Set exercise -
Begin with the line holding "What data populates", end with the line holding "Extract the structured", and repeat every line in between exactly, without pictures.
==== Stored rows
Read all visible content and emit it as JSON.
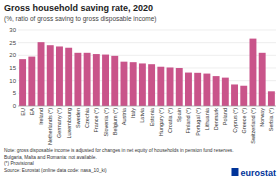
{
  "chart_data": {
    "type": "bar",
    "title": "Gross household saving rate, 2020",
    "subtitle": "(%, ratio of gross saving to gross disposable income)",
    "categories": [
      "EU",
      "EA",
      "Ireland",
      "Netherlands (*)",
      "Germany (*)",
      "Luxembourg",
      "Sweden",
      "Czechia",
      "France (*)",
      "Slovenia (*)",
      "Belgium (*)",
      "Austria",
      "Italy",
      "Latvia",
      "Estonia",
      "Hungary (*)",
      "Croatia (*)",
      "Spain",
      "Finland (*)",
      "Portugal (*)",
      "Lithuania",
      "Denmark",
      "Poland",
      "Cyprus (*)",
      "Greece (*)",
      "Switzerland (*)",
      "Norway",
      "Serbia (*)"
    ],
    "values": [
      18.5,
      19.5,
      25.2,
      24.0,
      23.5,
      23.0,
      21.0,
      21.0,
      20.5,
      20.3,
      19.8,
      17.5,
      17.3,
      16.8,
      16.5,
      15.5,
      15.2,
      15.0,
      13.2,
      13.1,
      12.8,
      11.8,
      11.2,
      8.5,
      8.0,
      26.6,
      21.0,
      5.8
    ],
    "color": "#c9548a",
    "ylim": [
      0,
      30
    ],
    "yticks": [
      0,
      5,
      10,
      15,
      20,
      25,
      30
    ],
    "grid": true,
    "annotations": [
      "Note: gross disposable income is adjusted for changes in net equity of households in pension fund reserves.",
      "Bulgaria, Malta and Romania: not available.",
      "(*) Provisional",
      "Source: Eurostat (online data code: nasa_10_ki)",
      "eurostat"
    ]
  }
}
========
==== Stored rows
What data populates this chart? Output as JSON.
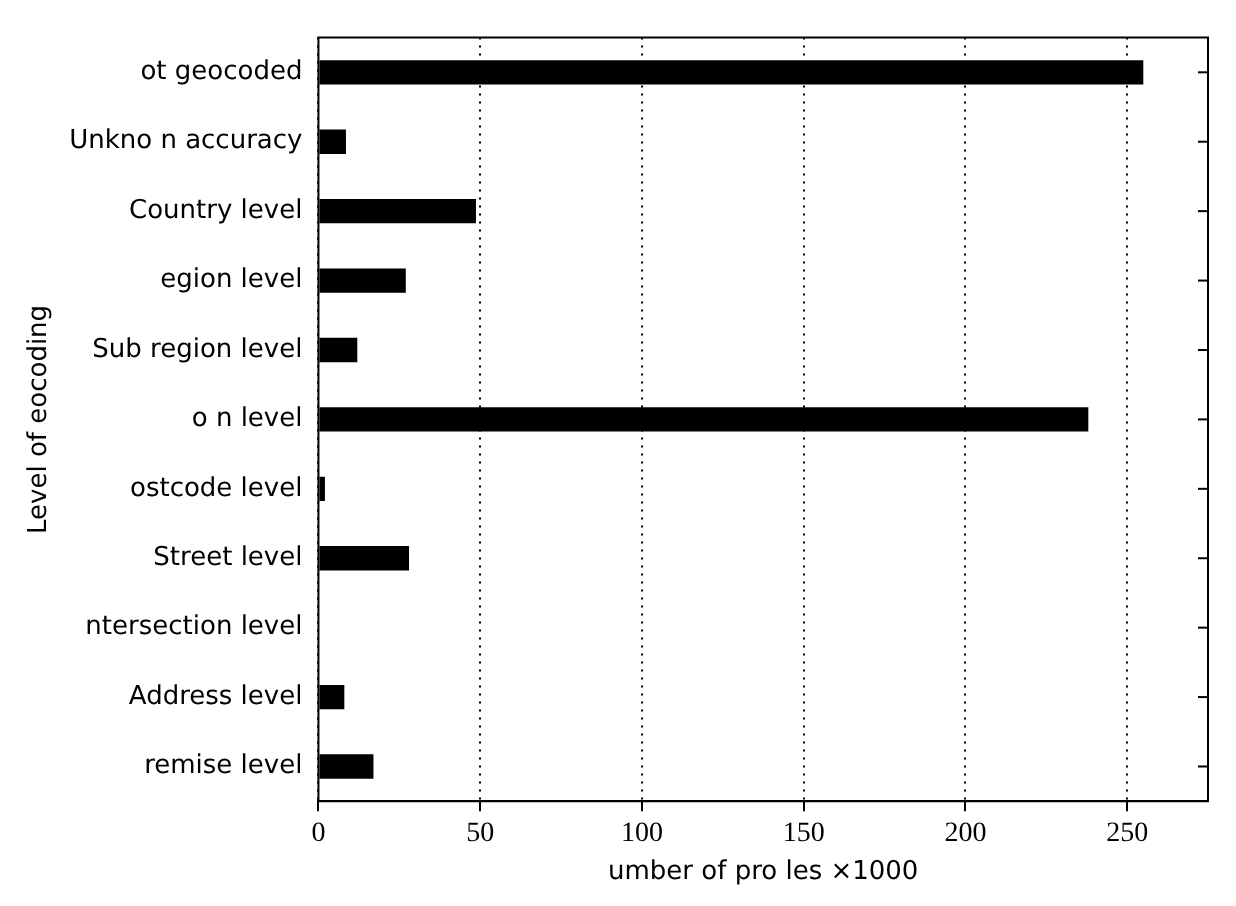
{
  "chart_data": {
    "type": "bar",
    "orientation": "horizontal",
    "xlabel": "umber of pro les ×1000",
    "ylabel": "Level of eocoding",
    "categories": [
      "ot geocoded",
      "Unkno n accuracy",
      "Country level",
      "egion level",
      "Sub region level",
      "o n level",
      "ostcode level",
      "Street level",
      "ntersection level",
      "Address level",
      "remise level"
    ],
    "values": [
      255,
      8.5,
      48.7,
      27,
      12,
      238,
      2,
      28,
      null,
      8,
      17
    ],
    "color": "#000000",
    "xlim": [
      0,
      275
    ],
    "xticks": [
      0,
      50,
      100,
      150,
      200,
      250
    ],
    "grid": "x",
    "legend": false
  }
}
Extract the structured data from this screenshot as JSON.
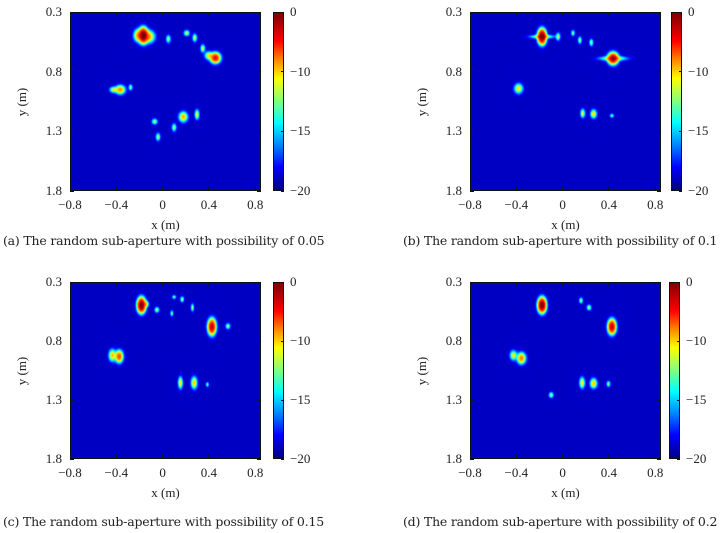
========
Answer in full -
What data populates this chart? Output as JSON.
{
  "chart_data": {
    "type": "bar",
    "orientation": "horizontal",
    "xlabel": "umber of pro les ×1000",
    "ylabel": "Level of eocoding",
    "categories": [
      "ot geocoded",
      "Unkno n accuracy",
      "Country level",
      "egion level",
      "Sub region level",
      "o n level",
      "ostcode level",
      "Street level",
      "ntersection level",
      "Address level",
      "remise level"
    ],
    "values": [
      255,
      8.5,
      48.7,
      27,
      12,
      238,
      2,
      28,
      null,
      8,
      17
    ],
    "color": "#000000",
    "xlim": [
      0,
      275
    ],
    "xticks": [
      0,
      50,
      100,
      150,
      200,
      250
    ],
    "grid": "x",
    "legend": false
  }
}
Extract the structured data from this screenshot as JSON.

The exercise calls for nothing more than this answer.